**RECORD EXTRACTS:**
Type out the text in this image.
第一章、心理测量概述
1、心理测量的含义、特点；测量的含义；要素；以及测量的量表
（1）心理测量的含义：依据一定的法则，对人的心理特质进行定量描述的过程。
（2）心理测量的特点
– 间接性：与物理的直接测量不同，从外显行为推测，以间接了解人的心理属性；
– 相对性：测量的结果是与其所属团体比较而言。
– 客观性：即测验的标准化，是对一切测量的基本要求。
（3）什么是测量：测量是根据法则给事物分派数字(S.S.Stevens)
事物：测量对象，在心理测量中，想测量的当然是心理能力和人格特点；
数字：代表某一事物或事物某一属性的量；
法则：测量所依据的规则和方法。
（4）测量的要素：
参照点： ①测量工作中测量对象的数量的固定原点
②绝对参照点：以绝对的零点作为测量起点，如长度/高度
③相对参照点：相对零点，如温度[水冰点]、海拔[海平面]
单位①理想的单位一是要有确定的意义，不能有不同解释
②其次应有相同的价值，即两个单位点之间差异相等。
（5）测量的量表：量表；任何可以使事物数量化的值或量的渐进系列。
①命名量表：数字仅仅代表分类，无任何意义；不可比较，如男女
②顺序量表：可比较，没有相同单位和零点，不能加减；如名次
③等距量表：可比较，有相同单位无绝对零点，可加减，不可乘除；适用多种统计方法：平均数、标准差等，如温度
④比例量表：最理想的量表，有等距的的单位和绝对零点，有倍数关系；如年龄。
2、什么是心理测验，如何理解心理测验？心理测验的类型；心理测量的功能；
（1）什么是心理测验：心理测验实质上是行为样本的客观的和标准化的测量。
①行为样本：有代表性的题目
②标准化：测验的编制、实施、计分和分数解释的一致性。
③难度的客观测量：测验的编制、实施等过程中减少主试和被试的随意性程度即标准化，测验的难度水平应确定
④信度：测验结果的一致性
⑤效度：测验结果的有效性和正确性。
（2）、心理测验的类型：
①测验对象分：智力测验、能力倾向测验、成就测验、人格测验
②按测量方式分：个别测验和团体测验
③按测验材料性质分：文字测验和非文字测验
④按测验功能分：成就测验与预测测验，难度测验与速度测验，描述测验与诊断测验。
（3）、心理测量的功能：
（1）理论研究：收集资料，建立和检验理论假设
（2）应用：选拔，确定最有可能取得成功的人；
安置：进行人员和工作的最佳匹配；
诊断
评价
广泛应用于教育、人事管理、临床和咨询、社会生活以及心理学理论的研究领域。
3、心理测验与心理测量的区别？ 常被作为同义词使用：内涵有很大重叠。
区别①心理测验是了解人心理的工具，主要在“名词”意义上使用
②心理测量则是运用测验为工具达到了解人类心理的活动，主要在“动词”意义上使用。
==
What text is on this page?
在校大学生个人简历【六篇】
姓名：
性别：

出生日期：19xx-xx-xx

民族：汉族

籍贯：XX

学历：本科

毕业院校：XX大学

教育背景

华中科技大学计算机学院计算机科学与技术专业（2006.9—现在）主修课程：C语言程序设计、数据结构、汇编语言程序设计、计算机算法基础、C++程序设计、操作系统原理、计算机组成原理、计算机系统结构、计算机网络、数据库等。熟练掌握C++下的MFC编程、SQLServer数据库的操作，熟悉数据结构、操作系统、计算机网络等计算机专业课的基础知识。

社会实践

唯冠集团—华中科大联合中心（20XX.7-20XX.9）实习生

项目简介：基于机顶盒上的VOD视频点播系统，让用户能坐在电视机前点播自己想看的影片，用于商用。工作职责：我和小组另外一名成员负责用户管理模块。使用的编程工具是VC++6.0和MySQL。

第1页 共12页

**PROBLEM TO WORK ON:** Identify the lines of the data that contain the word "心理测验的类型". Copy each of them.

**RESULT OF THE TASK:**
2、什么是心理测验，如何理解心理测验？心理测验的类型；心理测量的功能；
（2）、心理测验的类型：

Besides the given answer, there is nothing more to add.